→ What you will do:
Copy every line of the material below word for word, leaving out the pictures.

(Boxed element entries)
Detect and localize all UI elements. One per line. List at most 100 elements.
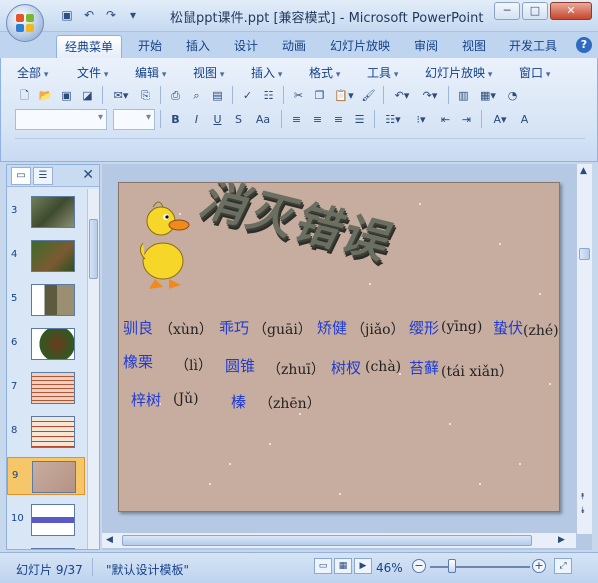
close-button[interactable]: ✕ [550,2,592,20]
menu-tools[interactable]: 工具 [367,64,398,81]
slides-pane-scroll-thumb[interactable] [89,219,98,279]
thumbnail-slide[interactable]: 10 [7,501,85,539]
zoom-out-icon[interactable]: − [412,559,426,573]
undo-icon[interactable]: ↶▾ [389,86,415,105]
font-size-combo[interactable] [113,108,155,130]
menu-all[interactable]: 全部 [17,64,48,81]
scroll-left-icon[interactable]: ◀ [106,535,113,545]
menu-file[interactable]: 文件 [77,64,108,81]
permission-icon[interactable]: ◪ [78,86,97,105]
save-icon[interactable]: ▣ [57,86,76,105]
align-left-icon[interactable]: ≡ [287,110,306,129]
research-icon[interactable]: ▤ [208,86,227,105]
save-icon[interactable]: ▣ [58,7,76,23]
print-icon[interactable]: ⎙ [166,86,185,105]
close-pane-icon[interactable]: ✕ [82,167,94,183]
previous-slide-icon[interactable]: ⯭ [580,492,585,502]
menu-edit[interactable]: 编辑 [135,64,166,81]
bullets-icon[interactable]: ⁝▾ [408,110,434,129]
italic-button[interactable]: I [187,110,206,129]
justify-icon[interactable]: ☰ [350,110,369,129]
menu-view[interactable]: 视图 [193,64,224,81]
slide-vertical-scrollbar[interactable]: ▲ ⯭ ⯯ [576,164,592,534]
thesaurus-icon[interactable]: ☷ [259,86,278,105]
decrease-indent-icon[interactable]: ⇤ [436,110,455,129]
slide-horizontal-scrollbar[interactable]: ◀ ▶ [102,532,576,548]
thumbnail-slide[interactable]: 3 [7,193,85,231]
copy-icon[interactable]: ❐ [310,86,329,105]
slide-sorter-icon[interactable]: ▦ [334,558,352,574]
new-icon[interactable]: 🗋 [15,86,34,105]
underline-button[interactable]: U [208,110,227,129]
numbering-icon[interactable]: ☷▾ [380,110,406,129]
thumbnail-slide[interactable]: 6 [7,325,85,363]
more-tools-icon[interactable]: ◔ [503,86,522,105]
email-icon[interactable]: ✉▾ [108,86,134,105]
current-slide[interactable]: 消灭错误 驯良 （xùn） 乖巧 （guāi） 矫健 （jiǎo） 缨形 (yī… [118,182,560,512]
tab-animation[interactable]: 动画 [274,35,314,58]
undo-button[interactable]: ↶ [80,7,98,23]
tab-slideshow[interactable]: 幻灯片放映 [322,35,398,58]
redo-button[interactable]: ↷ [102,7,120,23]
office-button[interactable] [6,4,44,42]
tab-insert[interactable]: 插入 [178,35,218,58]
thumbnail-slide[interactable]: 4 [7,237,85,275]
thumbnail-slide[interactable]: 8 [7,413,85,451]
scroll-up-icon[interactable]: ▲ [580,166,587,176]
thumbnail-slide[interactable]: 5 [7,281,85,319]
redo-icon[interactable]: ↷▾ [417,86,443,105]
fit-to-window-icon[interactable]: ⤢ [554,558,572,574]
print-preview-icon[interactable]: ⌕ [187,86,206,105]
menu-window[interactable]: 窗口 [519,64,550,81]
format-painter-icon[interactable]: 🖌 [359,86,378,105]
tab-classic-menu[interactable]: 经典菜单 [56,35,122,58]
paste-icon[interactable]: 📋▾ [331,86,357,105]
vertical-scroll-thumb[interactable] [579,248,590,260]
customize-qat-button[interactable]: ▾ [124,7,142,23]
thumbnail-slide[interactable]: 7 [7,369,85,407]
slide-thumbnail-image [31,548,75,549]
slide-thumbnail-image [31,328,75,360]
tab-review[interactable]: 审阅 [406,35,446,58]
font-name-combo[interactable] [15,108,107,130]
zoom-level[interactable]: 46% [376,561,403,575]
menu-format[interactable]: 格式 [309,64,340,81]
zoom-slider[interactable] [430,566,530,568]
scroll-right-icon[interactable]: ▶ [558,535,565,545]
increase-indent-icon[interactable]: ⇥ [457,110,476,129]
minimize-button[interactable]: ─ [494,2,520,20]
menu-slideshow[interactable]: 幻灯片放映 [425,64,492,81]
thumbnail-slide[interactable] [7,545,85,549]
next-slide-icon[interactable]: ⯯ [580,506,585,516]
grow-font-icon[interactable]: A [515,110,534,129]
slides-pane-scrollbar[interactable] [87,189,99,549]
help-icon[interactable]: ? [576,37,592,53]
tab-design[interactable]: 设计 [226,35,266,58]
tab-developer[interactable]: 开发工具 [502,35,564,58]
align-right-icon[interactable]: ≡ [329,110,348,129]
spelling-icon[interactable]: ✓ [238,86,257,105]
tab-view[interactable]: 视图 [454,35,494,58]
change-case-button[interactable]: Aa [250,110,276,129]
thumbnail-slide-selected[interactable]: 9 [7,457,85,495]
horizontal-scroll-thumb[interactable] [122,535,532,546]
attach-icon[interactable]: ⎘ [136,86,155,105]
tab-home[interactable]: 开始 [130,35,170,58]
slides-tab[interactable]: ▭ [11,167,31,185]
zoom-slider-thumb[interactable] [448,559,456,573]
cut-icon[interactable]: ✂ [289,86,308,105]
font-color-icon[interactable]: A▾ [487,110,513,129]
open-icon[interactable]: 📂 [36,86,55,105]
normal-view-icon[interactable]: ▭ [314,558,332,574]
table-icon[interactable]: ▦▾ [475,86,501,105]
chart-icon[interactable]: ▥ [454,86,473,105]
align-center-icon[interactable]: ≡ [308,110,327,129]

→ Written solution:
Detect and localize all UI elements. One per line. List at most 100 elements.
close-button[interactable]: ✕ [550,2,592,20]
menu-tools[interactable]: 工具 [367,64,398,81]
slides-pane-scroll-thumb[interactable] [89,219,98,279]
thumbnail-slide[interactable]: 10 [7,501,85,539]
zoom-out-icon[interactable]: − [412,559,426,573]
undo-icon[interactable]: ↶▾ [389,86,415,105]
font-size-combo[interactable] [113,108,155,130]
menu-all[interactable]: 全部 [17,64,48,81]
scroll-left-icon[interactable]: ◀ [106,535,113,545]
menu-file[interactable]: 文件 [77,64,108,81]
permission-icon[interactable]: ◪ [78,86,97,105]
save-icon[interactable]: ▣ [57,86,76,105]
align-left-icon[interactable]: ≡ [287,110,306,129]
research-icon[interactable]: ▤ [208,86,227,105]
save-icon[interactable]: ▣ [58,7,76,23]
print-icon[interactable]: ⎙ [166,86,185,105]
close-pane-icon[interactable]: ✕ [82,167,94,183]
previous-slide-icon[interactable]: ⯭ [580,492,585,502]
menu-edit[interactable]: 编辑 [135,64,166,81]
bullets-icon[interactable]: ⁝▾ [408,110,434,129]
italic-button[interactable]: I [187,110,206,129]
justify-icon[interactable]: ☰ [350,110,369,129]
menu-view[interactable]: 视图 [193,64,224,81]
slide-vertical-scrollbar[interactable]: ▲ ⯭ ⯯ [576,164,592,534]
thesaurus-icon[interactable]: ☷ [259,86,278,105]
decrease-indent-icon[interactable]: ⇤ [436,110,455,129]
slide-horizontal-scrollbar[interactable]: ◀ ▶ [102,532,576,548]
thumbnail-slide[interactable]: 3 [7,193,85,231]
copy-icon[interactable]: ❐ [310,86,329,105]
slide-sorter-icon[interactable]: ▦ [334,558,352,574]
new-icon[interactable]: 🗋 [15,86,34,105]
underline-button[interactable]: U [208,110,227,129]
numbering-icon[interactable]: ☷▾ [380,110,406,129]
thumbnail-slide[interactable]: 6 [7,325,85,363]
more-tools-icon[interactable]: ◔ [503,86,522,105]
email-icon[interactable]: ✉▾ [108,86,134,105]
current-slide[interactable]: 消灭错误 驯良 （xùn） 乖巧 （guāi） 矫健 （jiǎo） 缨形 (yī… [118,182,560,512]
tab-animation[interactable]: 动画 [274,35,314,58]
undo-button[interactable]: ↶ [80,7,98,23]
tab-slideshow[interactable]: 幻灯片放映 [322,35,398,58]
redo-button[interactable]: ↷ [102,7,120,23]
office-button[interactable] [6,4,44,42]
tab-insert[interactable]: 插入 [178,35,218,58]
thumbnail-slide[interactable]: 4 [7,237,85,275]
thumbnail-slide[interactable]: 8 [7,413,85,451]
scroll-up-icon[interactable]: ▲ [580,166,587,176]
thumbnail-slide[interactable]: 5 [7,281,85,319]
redo-icon[interactable]: ↷▾ [417,86,443,105]
fit-to-window-icon[interactable]: ⤢ [554,558,572,574]
print-preview-icon[interactable]: ⌕ [187,86,206,105]
menu-window[interactable]: 窗口 [519,64,550,81]
format-painter-icon[interactable]: 🖌 [359,86,378,105]
tab-classic-menu[interactable]: 经典菜单 [56,35,122,58]
paste-icon[interactable]: 📋▾ [331,86,357,105]
vertical-scroll-thumb[interactable] [579,248,590,260]
customize-qat-button[interactable]: ▾ [124,7,142,23]
thumbnail-slide[interactable]: 7 [7,369,85,407]
slide-thumbnail-image [31,548,75,549]
slide-thumbnail-image [31,328,75,360]
tab-review[interactable]: 审阅 [406,35,446,58]
font-name-combo[interactable] [15,108,107,130]
zoom-level[interactable]: 46% [376,561,403,575]
menu-format[interactable]: 格式 [309,64,340,81]
zoom-slider[interactable] [430,566,530,568]
scroll-right-icon[interactable]: ▶ [558,535,565,545]
increase-indent-icon[interactable]: ⇥ [457,110,476,129]
minimize-button[interactable]: ─ [494,2,520,20]
menu-slideshow[interactable]: 幻灯片放映 [425,64,492,81]
thumbnail-slide[interactable] [7,545,85,549]
next-slide-icon[interactable]: ⯯ [580,506,585,516]
grow-font-icon[interactable]: A [515,110,534,129]
slides-pane-scrollbar[interactable] [87,189,99,549]
help-icon[interactable]: ? [576,37,592,53]
tab-design[interactable]: 设计 [226,35,266,58]
tab-developer[interactable]: 开发工具 [502,35,564,58]
align-right-icon[interactable]: ≡ [329,110,348,129]
spelling-icon[interactable]: ✓ [238,86,257,105]
tab-view[interactable]: 视图 [454,35,494,58]
change-case-button[interactable]: Aa [250,110,276,129]
thumbnail-slide-selected[interactable]: 9 [7,457,85,495]
horizontal-scroll-thumb[interactable] [122,535,532,546]
attach-icon[interactable]: ⎘ [136,86,155,105]
tab-home[interactable]: 开始 [130,35,170,58]
slides-tab[interactable]: ▭ [11,167,31,185]
zoom-slider-thumb[interactable] [448,559,456,573]
cut-icon[interactable]: ✂ [289,86,308,105]
font-color-icon[interactable]: A▾ [487,110,513,129]
open-icon[interactable]: 📂 [36,86,55,105]
normal-view-icon[interactable]: ▭ [314,558,332,574]
table-icon[interactable]: ▦▾ [475,86,501,105]
chart-icon[interactable]: ▥ [454,86,473,105]
align-center-icon[interactable]: ≡ [308,110,327,129]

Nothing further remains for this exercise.